Do this: Please reproduce the records word for word, from the line holding "Itemize the components" to the line holding "annotation-arrow-name [212,15,413,50]", with both of those lines included. Leave the pictures out.

Task data:
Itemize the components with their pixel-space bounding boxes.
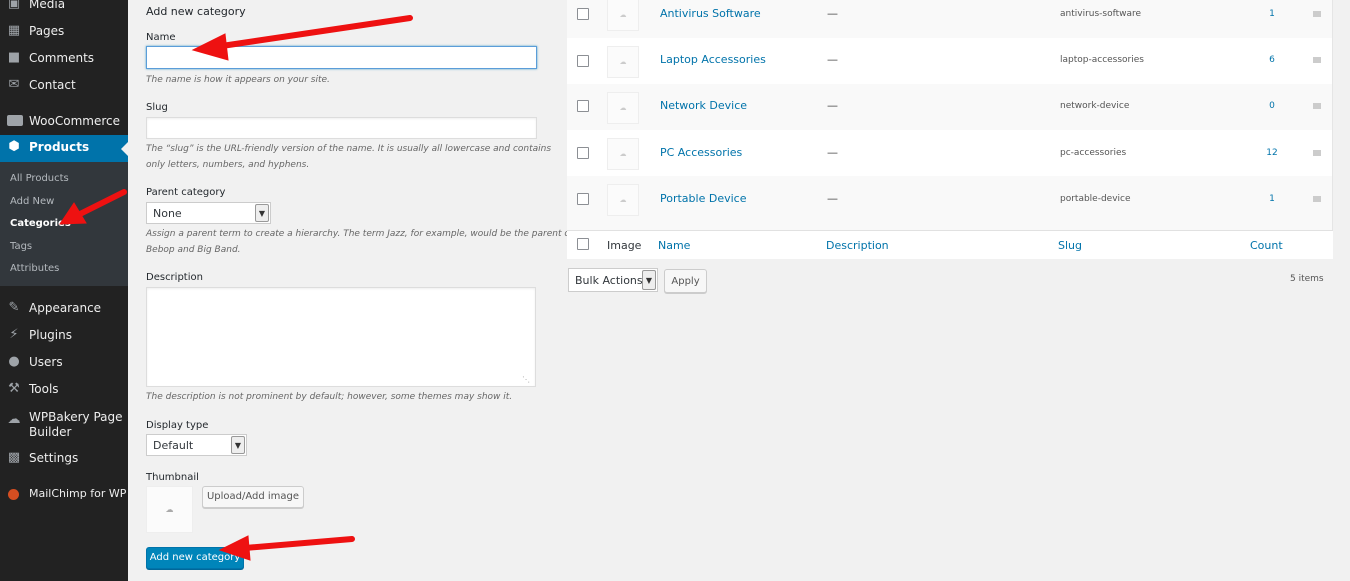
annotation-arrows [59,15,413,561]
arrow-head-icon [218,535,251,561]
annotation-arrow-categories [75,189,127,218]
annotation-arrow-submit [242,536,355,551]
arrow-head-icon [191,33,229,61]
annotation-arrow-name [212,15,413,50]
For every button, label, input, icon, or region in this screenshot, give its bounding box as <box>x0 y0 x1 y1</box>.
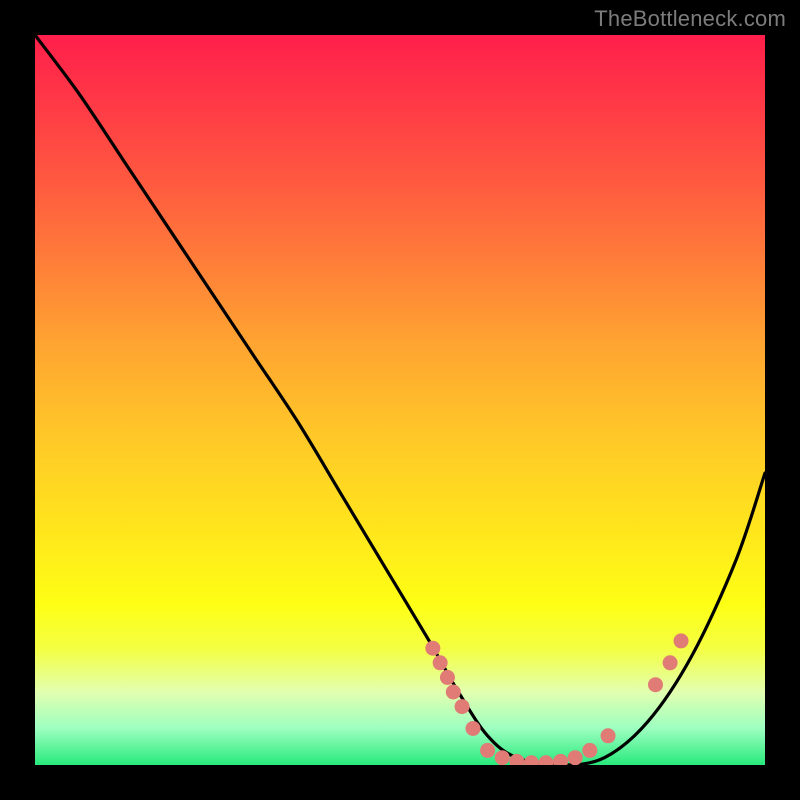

* * *

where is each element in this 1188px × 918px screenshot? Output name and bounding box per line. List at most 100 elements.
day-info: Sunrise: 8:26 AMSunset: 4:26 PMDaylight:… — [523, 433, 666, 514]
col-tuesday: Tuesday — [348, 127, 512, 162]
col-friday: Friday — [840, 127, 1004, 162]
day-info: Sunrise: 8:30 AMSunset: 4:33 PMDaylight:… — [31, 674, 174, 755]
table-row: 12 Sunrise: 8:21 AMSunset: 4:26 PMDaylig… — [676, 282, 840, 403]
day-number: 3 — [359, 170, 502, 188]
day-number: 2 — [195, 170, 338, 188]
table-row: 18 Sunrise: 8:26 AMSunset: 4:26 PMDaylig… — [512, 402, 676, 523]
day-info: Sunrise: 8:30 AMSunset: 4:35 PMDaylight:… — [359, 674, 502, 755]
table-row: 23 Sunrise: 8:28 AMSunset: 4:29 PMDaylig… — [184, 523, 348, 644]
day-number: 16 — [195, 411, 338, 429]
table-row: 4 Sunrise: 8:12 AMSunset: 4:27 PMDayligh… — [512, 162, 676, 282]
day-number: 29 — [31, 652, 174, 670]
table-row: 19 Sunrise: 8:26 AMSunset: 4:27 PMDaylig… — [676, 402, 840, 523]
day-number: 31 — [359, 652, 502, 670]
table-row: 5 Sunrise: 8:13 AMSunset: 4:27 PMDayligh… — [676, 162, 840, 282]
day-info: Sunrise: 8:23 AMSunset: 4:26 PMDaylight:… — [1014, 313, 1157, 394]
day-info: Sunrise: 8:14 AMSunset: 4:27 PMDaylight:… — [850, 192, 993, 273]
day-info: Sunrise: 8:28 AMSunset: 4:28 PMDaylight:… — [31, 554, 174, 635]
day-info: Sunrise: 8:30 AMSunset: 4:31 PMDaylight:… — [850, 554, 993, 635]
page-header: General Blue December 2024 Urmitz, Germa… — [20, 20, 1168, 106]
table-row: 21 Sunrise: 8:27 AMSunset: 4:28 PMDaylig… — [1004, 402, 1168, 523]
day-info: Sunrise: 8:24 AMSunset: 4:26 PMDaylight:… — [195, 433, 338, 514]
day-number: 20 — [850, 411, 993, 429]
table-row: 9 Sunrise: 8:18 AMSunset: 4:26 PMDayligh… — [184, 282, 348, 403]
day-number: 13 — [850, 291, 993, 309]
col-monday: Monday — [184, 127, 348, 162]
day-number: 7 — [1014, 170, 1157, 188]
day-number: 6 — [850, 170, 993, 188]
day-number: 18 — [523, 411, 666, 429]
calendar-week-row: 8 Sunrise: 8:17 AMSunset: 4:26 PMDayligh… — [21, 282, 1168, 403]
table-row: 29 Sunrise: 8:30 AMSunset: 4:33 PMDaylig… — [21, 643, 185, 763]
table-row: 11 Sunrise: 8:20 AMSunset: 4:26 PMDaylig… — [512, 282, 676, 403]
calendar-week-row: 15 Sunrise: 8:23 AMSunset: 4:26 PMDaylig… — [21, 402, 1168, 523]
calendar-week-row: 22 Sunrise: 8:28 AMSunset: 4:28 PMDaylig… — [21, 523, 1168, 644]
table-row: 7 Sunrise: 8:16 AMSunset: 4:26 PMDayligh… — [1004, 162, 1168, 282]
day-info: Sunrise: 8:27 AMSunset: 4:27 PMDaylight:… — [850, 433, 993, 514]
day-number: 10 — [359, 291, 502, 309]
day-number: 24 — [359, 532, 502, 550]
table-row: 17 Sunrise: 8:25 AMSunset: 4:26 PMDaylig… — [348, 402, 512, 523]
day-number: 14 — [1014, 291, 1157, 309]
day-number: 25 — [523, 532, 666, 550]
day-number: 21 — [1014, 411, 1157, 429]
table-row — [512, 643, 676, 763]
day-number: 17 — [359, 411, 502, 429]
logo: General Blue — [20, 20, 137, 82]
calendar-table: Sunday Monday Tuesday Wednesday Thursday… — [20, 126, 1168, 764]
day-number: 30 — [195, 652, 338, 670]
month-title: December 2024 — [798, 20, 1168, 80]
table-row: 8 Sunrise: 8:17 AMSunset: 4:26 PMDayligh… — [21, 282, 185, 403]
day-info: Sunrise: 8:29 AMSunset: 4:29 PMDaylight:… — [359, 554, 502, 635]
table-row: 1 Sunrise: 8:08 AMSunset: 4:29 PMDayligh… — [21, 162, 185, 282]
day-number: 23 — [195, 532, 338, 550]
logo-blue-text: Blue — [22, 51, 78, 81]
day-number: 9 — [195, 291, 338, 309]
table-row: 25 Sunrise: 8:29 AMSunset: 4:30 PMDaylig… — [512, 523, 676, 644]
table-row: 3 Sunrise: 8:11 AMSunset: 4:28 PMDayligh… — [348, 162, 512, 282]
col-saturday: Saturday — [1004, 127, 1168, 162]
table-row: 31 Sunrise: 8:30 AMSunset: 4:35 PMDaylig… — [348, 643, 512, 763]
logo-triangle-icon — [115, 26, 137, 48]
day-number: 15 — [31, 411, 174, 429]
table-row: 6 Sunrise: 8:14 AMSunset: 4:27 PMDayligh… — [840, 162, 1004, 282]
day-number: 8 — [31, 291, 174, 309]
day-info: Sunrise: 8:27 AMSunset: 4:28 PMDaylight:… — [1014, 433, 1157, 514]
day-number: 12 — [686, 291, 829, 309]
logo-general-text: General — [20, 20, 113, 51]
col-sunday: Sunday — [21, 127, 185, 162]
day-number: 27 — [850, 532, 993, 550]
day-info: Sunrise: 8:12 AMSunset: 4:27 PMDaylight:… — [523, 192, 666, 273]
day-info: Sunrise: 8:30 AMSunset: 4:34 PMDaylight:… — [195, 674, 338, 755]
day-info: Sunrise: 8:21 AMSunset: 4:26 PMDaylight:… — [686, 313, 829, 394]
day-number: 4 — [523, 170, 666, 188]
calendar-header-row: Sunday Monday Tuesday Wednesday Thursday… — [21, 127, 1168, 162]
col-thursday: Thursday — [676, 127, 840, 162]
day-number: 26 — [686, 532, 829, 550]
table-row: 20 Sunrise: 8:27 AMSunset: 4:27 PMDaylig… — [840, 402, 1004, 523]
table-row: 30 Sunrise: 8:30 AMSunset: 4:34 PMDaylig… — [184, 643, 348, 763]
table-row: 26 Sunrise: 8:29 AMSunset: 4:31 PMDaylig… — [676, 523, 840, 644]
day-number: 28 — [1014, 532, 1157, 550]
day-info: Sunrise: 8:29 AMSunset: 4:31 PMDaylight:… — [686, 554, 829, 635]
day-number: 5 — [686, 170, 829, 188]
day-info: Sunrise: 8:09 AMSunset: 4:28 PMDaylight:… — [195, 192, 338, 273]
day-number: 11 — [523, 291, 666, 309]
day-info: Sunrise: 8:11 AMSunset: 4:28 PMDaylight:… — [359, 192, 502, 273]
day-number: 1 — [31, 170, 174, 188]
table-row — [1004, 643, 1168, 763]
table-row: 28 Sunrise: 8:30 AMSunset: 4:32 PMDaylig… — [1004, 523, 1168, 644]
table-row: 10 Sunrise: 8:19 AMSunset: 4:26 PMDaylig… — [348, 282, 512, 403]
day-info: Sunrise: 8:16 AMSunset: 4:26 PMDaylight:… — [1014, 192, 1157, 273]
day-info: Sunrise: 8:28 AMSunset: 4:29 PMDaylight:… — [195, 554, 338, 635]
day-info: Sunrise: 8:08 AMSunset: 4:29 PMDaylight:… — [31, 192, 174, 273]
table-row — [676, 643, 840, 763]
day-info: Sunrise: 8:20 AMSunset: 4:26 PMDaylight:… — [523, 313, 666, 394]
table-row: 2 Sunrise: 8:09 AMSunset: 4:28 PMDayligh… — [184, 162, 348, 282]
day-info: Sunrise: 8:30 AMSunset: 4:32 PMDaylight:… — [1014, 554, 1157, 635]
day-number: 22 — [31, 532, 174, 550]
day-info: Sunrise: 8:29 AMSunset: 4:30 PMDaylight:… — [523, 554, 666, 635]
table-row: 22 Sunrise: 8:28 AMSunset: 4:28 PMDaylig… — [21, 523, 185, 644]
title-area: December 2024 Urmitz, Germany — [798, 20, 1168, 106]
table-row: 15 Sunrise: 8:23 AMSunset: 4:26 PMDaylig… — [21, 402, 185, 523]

Answer in full:
Itemize the components with their pixel-space bounding boxes.
annotation-arrows [59,15,413,561]
arrow-head-icon [218,535,251,561]
annotation-arrow-categories [75,189,127,218]
annotation-arrow-submit [242,536,355,551]
arrow-head-icon [191,33,229,61]
annotation-arrow-name [212,15,413,50]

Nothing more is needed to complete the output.